─── Task inputs

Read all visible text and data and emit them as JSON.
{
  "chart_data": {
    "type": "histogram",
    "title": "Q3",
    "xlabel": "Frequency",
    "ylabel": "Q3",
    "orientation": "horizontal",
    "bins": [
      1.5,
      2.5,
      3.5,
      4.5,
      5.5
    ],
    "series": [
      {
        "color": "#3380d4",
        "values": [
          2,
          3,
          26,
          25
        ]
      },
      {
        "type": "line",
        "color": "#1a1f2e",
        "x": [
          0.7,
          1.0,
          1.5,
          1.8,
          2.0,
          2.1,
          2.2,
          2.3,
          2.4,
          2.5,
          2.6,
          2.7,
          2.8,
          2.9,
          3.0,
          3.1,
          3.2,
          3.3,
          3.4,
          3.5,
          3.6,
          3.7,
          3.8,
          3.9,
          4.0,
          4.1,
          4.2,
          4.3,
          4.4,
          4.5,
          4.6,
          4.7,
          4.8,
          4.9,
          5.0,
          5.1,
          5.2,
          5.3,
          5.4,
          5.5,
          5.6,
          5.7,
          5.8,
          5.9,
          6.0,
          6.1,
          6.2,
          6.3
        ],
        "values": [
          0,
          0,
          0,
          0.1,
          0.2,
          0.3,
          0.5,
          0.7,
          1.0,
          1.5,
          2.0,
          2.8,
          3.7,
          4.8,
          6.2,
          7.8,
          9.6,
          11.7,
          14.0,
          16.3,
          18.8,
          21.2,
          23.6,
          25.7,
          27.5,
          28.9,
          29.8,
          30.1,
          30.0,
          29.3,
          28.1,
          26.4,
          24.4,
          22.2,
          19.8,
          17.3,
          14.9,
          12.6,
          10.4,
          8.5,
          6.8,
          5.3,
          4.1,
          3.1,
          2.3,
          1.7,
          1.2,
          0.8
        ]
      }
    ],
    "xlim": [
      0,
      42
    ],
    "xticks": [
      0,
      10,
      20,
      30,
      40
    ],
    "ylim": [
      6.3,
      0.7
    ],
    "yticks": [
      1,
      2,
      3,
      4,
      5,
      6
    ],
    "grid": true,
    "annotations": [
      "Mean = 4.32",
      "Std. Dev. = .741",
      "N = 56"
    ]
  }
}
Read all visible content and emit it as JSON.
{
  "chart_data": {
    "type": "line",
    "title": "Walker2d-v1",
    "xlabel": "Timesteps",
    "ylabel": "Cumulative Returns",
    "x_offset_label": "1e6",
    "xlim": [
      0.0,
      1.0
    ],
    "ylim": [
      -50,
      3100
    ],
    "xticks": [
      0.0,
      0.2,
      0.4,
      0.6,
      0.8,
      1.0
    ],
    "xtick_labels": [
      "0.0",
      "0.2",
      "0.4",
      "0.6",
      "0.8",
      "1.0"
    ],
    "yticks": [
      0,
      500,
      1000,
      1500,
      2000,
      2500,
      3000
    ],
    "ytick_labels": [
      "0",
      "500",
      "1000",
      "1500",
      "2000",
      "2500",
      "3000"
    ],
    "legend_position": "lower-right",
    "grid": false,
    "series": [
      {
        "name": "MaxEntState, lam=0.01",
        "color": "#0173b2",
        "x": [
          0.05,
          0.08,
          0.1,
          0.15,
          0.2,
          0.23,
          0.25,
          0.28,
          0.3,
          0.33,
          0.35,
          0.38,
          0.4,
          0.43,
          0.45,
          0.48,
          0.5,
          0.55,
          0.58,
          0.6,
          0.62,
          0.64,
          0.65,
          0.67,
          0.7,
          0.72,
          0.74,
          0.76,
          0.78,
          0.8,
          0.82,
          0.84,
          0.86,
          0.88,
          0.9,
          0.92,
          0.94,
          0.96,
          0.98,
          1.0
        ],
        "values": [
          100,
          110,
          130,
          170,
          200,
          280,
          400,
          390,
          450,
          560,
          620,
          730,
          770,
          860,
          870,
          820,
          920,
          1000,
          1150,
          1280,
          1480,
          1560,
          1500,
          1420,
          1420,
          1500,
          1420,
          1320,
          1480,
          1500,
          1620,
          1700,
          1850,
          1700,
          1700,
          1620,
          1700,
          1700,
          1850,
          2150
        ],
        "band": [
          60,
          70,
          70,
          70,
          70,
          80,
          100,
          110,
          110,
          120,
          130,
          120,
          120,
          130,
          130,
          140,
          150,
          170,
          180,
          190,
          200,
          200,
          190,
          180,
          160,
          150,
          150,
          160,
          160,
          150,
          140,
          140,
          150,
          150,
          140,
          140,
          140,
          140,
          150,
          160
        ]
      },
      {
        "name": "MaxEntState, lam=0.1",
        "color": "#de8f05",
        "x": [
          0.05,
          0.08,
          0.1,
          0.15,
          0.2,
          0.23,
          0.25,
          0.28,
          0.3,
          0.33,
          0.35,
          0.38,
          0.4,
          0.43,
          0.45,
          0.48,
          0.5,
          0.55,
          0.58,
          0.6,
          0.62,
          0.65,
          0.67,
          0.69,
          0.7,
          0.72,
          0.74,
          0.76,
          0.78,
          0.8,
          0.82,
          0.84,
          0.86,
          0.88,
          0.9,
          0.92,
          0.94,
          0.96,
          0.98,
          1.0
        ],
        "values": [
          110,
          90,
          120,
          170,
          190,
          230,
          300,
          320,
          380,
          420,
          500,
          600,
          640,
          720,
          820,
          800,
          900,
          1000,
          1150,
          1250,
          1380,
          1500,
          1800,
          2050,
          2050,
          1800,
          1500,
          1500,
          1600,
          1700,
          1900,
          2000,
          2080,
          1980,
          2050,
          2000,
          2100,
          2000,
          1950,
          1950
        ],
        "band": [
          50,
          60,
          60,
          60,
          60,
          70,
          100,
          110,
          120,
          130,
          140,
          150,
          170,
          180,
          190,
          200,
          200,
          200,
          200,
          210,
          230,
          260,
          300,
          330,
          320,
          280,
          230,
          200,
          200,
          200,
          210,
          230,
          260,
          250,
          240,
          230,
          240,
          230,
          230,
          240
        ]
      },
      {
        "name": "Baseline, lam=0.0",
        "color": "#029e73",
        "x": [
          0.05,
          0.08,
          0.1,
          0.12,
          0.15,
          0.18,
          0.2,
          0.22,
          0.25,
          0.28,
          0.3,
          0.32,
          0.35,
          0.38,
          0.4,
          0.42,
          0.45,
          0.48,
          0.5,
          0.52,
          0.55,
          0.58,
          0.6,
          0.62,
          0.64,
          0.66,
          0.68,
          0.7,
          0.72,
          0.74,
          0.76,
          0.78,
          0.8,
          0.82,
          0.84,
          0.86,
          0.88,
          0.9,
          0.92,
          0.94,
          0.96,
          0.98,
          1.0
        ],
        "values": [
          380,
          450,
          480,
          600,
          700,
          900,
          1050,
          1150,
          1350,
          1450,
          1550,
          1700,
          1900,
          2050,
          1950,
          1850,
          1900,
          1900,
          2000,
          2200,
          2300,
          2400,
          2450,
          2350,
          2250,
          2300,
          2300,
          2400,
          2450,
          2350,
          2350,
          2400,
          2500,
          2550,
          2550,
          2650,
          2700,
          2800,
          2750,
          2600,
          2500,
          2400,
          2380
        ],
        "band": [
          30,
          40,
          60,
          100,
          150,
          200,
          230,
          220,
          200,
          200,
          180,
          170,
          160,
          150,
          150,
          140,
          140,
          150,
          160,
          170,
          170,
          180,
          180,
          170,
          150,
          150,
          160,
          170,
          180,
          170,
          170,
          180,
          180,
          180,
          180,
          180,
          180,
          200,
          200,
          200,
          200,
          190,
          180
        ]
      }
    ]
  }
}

──────

■ Your task: Please repeat the listing above in full and exactly.

■ Result below:
Read all visible text and data and emit them as JSON.
{
  "chart_data": {
    "type": "histogram",
    "title": "Q3",
    "xlabel": "Frequency",
    "ylabel": "Q3",
    "orientation": "horizontal",
    "bins": [
      1.5,
      2.5,
      3.5,
      4.5,
      5.5
    ],
    "series": [
      {
        "color": "#3380d4",
        "values": [
          2,
          3,
          26,
          25
        ]
      },
      {
        "type": "line",
        "color": "#1a1f2e",
        "x": [
          0.7,
          1.0,
          1.5,
          1.8,
          2.0,
          2.1,
          2.2,
          2.3,
          2.4,
          2.5,
          2.6,
          2.7,
          2.8,
          2.9,
          3.0,
          3.1,
          3.2,
          3.3,
          3.4,
          3.5,
          3.6,
          3.7,
          3.8,
          3.9,
          4.0,
          4.1,
          4.2,
          4.3,
          4.4,
          4.5,
          4.6,
          4.7,
          4.8,
          4.9,
          5.0,
          5.1,
          5.2,
          5.3,
          5.4,
          5.5,
          5.6,
          5.7,
          5.8,
          5.9,
          6.0,
          6.1,
          6.2,
          6.3
        ],
        "values": [
          0,
          0,
          0,
          0.1,
          0.2,
          0.3,
          0.5,
          0.7,
          1.0,
          1.5,
          2.0,
          2.8,
          3.7,
          4.8,
          6.2,
          7.8,
          9.6,
          11.7,
          14.0,
          16.3,
          18.8,
          21.2,
          23.6,
          25.7,
          27.5,
          28.9,
          29.8,
          30.1,
          30.0,
          29.3,
          28.1,
          26.4,
          24.4,
          22.2,
          19.8,
          17.3,
          14.9,
          12.6,
          10.4,
          8.5,
          6.8,
          5.3,
          4.1,
          3.1,
          2.3,
          1.7,
          1.2,
          0.8
        ]
      }
    ],
    "xlim": [
      0,
      42
    ],
    "xticks": [
      0,
      10,
      20,
      30,
      40
    ],
    "ylim": [
      6.3,
      0.7
    ],
    "yticks": [
      1,
      2,
      3,
      4,
      5,
      6
    ],
    "grid": true,
    "annotations": [
      "Mean = 4.32",
      "Std. Dev. = .741",
      "N = 56"
    ]
  }
}
Read all visible content and emit it as JSON.
{
  "chart_data": {
    "type": "line",
    "title": "Walker2d-v1",
    "xlabel": "Timesteps",
    "ylabel": "Cumulative Returns",
    "x_offset_label": "1e6",
    "xlim": [
      0.0,
      1.0
    ],
    "ylim": [
      -50,
      3100
    ],
    "xticks": [
      0.0,
      0.2,
      0.4,
      0.6,
      0.8,
      1.0
    ],
    "xtick_labels": [
      "0.0",
      "0.2",
      "0.4",
      "0.6",
      "0.8",
      "1.0"
    ],
    "yticks": [
      0,
      500,
      1000,
      1500,
      2000,
      2500,
      3000
    ],
    "ytick_labels": [
      "0",
      "500",
      "1000",
      "1500",
      "2000",
      "2500",
      "3000"
    ],
    "legend_position": "lower-right",
    "grid": false,
    "series": [
      {
        "name": "MaxEntState, lam=0.01",
        "color": "#0173b2",
        "x": [
          0.05,
          0.08,
          0.1,
          0.15,
          0.2,
          0.23,
          0.25,
          0.28,
          0.3,
          0.33,
          0.35,
          0.38,
          0.4,
          0.43,
          0.45,
          0.48,
          0.5,
          0.55,
          0.58,
          0.6,
          0.62,
          0.64,
          0.65,
          0.67,
          0.7,
          0.72,
          0.74,
          0.76,
          0.78,
          0.8,
          0.82,
          0.84,
          0.86,
          0.88,
          0.9,
          0.92,
          0.94,
          0.96,
          0.98,
          1.0
        ],
        "values": [
          100,
          110,
          130,
          170,
          200,
          280,
          400,
          390,
          450,
          560,
          620,
          730,
          770,
          860,
          870,
          820,
          920,
          1000,
          1150,
          1280,
          1480,
          1560,
          1500,
          1420,
          1420,
          1500,
          1420,
          1320,
          1480,
          1500,
          1620,
          1700,
          1850,
          1700,
          1700,
          1620,
          1700,
          1700,
          1850,
          2150
        ],
        "band": [
          60,
          70,
          70,
          70,
          70,
          80,
          100,
          110,
          110,
          120,
          130,
          120,
          120,
          130,
          130,
          140,
          150,
          170,
          180,
          190,
          200,
          200,
          190,
          180,
          160,
          150,
          150,
          160,
          160,
          150,
          140,
          140,
          150,
          150,
          140,
          140,
          140,
          140,
          150,
          160
        ]
      },
      {
        "name": "MaxEntState, lam=0.1",
        "color": "#de8f05",
        "x": [
          0.05,
          0.08,
          0.1,
          0.15,
          0.2,
          0.23,
          0.25,
          0.28,
          0.3,
          0.33,
          0.35,
          0.38,
          0.4,
          0.43,
          0.45,
          0.48,
          0.5,
          0.55,
          0.58,
          0.6,
          0.62,
          0.65,
          0.67,
          0.69,
          0.7,
          0.72,
          0.74,
          0.76,
          0.78,
          0.8,
          0.82,
          0.84,
          0.86,
          0.88,
          0.9,
          0.92,
          0.94,
          0.96,
          0.98,
          1.0
        ],
        "values": [
          110,
          90,
          120,
          170,
          190,
          230,
          300,
          320,
          380,
          420,
          500,
          600,
          640,
          720,
          820,
          800,
          900,
          1000,
          1150,
          1250,
          1380,
          1500,
          1800,
          2050,
          2050,
          1800,
          1500,
          1500,
          1600,
          1700,
          1900,
          2000,
          2080,
          1980,
          2050,
          2000,
          2100,
          2000,
          1950,
          1950
        ],
        "band": [
          50,
          60,
          60,
          60,
          60,
          70,
          100,
          110,
          120,
          130,
          140,
          150,
          170,
          180,
          190,
          200,
          200,
          200,
          200,
          210,
          230,
          260,
          300,
          330,
          320,
          280,
          230,
          200,
          200,
          200,
          210,
          230,
          260,
          250,
          240,
          230,
          240,
          230,
          230,
          240
        ]
      },
      {
        "name": "Baseline, lam=0.0",
        "color": "#029e73",
        "x": [
          0.05,
          0.08,
          0.1,
          0.12,
          0.15,
          0.18,
          0.2,
          0.22,
          0.25,
          0.28,
          0.3,
          0.32,
          0.35,
          0.38,
          0.4,
          0.42,
          0.45,
          0.48,
          0.5,
          0.52,
          0.55,
          0.58,
          0.6,
          0.62,
          0.64,
          0.66,
          0.68,
          0.7,
          0.72,
          0.74,
          0.76,
          0.78,
          0.8,
          0.82,
          0.84,
          0.86,
          0.88,
          0.9,
          0.92,
          0.94,
          0.96,
          0.98,
          1.0
        ],
        "values": [
          380,
          450,
          480,
          600,
          700,
          900,
          1050,
          1150,
          1350,
          1450,
          1550,
          1700,
          1900,
          2050,
          1950,
          1850,
          1900,
          1900,
          2000,
          2200,
          2300,
          2400,
          2450,
          2350,
          2250,
          2300,
          2300,
          2400,
          2450,
          2350,
          2350,
          2400,
          2500,
          2550,
          2550,
          2650,
          2700,
          2800,
          2750,
          2600,
          2500,
          2400,
          2380
        ],
        "band": [
          30,
          40,
          60,
          100,
          150,
          200,
          230,
          220,
          200,
          200,
          180,
          170,
          160,
          150,
          150,
          140,
          140,
          150,
          160,
          170,
          170,
          180,
          180,
          170,
          150,
          150,
          160,
          170,
          180,
          170,
          170,
          180,
          180,
          180,
          180,
          180,
          180,
          200,
          200,
          200,
          200,
          190,
          180
        ]
      }
    ]
  }
}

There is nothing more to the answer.